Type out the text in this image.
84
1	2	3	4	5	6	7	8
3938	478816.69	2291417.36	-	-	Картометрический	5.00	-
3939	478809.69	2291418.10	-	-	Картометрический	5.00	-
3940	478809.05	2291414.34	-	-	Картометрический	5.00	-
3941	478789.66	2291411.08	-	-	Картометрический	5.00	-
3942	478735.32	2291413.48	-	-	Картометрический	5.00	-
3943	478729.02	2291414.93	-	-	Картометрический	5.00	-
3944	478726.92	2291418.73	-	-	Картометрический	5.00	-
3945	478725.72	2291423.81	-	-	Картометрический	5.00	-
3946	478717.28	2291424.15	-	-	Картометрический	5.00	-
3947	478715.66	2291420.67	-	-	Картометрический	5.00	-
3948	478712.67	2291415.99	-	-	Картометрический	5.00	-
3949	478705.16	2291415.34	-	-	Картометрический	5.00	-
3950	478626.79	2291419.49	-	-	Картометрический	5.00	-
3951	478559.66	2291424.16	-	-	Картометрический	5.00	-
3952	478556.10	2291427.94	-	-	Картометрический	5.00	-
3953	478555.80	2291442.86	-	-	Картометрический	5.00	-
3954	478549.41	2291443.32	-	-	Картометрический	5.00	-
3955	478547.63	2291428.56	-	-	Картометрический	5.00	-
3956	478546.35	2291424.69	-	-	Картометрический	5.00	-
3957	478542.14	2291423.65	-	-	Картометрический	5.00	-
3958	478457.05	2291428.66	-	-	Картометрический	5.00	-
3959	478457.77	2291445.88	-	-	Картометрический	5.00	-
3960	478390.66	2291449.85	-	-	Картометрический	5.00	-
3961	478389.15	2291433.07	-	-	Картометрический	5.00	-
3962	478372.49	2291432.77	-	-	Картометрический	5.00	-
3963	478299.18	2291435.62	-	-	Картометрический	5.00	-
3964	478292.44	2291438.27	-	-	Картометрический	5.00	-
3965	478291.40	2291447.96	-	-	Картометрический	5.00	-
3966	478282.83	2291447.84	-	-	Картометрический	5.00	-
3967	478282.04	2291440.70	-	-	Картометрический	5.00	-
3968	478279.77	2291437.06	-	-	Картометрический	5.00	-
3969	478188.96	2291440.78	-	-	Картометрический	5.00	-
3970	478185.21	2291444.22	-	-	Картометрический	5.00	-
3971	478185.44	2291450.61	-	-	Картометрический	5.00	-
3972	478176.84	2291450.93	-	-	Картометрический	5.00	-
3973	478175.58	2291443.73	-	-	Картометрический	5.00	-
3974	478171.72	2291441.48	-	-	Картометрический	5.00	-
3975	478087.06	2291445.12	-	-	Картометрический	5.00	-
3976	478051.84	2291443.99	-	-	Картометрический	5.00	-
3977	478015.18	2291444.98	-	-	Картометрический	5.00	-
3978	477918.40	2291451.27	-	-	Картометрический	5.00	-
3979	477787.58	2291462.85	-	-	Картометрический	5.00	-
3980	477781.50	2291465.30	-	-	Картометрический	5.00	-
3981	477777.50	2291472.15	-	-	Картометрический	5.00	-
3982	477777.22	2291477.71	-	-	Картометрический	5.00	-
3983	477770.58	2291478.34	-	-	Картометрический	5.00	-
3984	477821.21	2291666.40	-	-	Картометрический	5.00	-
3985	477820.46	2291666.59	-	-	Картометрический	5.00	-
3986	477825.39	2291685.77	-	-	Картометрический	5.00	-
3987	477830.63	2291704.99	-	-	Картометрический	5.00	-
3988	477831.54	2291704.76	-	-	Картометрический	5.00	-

====

EXERCISE OBJECTIVE
Reproduce the material in full, with no word added or dropped.

THE RESPONSE
Type out the text in this image.
84
1	2	3	4	5	6	7	8
3938	478816.69	2291417.36	-	-	Картометрический	5.00	-
3939	478809.69	2291418.10	-	-	Картометрический	5.00	-
3940	478809.05	2291414.34	-	-	Картометрический	5.00	-
3941	478789.66	2291411.08	-	-	Картометрический	5.00	-
3942	478735.32	2291413.48	-	-	Картометрический	5.00	-
3943	478729.02	2291414.93	-	-	Картометрический	5.00	-
3944	478726.92	2291418.73	-	-	Картометрический	5.00	-
3945	478725.72	2291423.81	-	-	Картометрический	5.00	-
3946	478717.28	2291424.15	-	-	Картометрический	5.00	-
3947	478715.66	2291420.67	-	-	Картометрический	5.00	-
3948	478712.67	2291415.99	-	-	Картометрический	5.00	-
3949	478705.16	2291415.34	-	-	Картометрический	5.00	-
3950	478626.79	2291419.49	-	-	Картометрический	5.00	-
3951	478559.66	2291424.16	-	-	Картометрический	5.00	-
3952	478556.10	2291427.94	-	-	Картометрический	5.00	-
3953	478555.80	2291442.86	-	-	Картометрический	5.00	-
3954	478549.41	2291443.32	-	-	Картометрический	5.00	-
3955	478547.63	2291428.56	-	-	Картометрический	5.00	-
3956	478546.35	2291424.69	-	-	Картометрический	5.00	-
3957	478542.14	2291423.65	-	-	Картометрический	5.00	-
3958	478457.05	2291428.66	-	-	Картометрический	5.00	-
3959	478457.77	2291445.88	-	-	Картометрический	5.00	-
3960	478390.66	2291449.85	-	-	Картометрический	5.00	-
3961	478389.15	2291433.07	-	-	Картометрический	5.00	-
3962	478372.49	2291432.77	-	-	Картометрический	5.00	-
3963	478299.18	2291435.62	-	-	Картометрический	5.00	-
3964	478292.44	2291438.27	-	-	Картометрический	5.00	-
3965	478291.40	2291447.96	-	-	Картометрический	5.00	-
3966	478282.83	2291447.84	-	-	Картометрический	5.00	-
3967	478282.04	2291440.70	-	-	Картометрический	5.00	-
3968	478279.77	2291437.06	-	-	Картометрический	5.00	-
3969	478188.96	2291440.78	-	-	Картометрический	5.00	-
3970	478185.21	2291444.22	-	-	Картометрический	5.00	-
3971	478185.44	2291450.61	-	-	Картометрический	5.00	-
3972	478176.84	2291450.93	-	-	Картометрический	5.00	-
3973	478175.58	2291443.73	-	-	Картометрический	5.00	-
3974	478171.72	2291441.48	-	-	Картометрический	5.00	-
3975	478087.06	2291445.12	-	-	Картометрический	5.00	-
3976	478051.84	2291443.99	-	-	Картометрический	5.00	-
3977	478015.18	2291444.98	-	-	Картометрический	5.00	-
3978	477918.40	2291451.27	-	-	Картометрический	5.00	-
3979	477787.58	2291462.85	-	-	Картометрический	5.00	-
3980	477781.50	2291465.30	-	-	Картометрический	5.00	-
3981	477777.50	2291472.15	-	-	Картометрический	5.00	-
3982	477777.22	2291477.71	-	-	Картометрический	5.00	-
3983	477770.58	2291478.34	-	-	Картометрический	5.00	-
3984	477821.21	2291666.40	-	-	Картометрический	5.00	-
3985	477820.46	2291666.59	-	-	Картометрический	5.00	-
3986	477825.39	2291685.77	-	-	Картометрический	5.00	-
3987	477830.63	2291704.99	-	-	Картометрический	5.00	-
3988	477831.54	2291704.76	-	-	Картометрический	5.00	-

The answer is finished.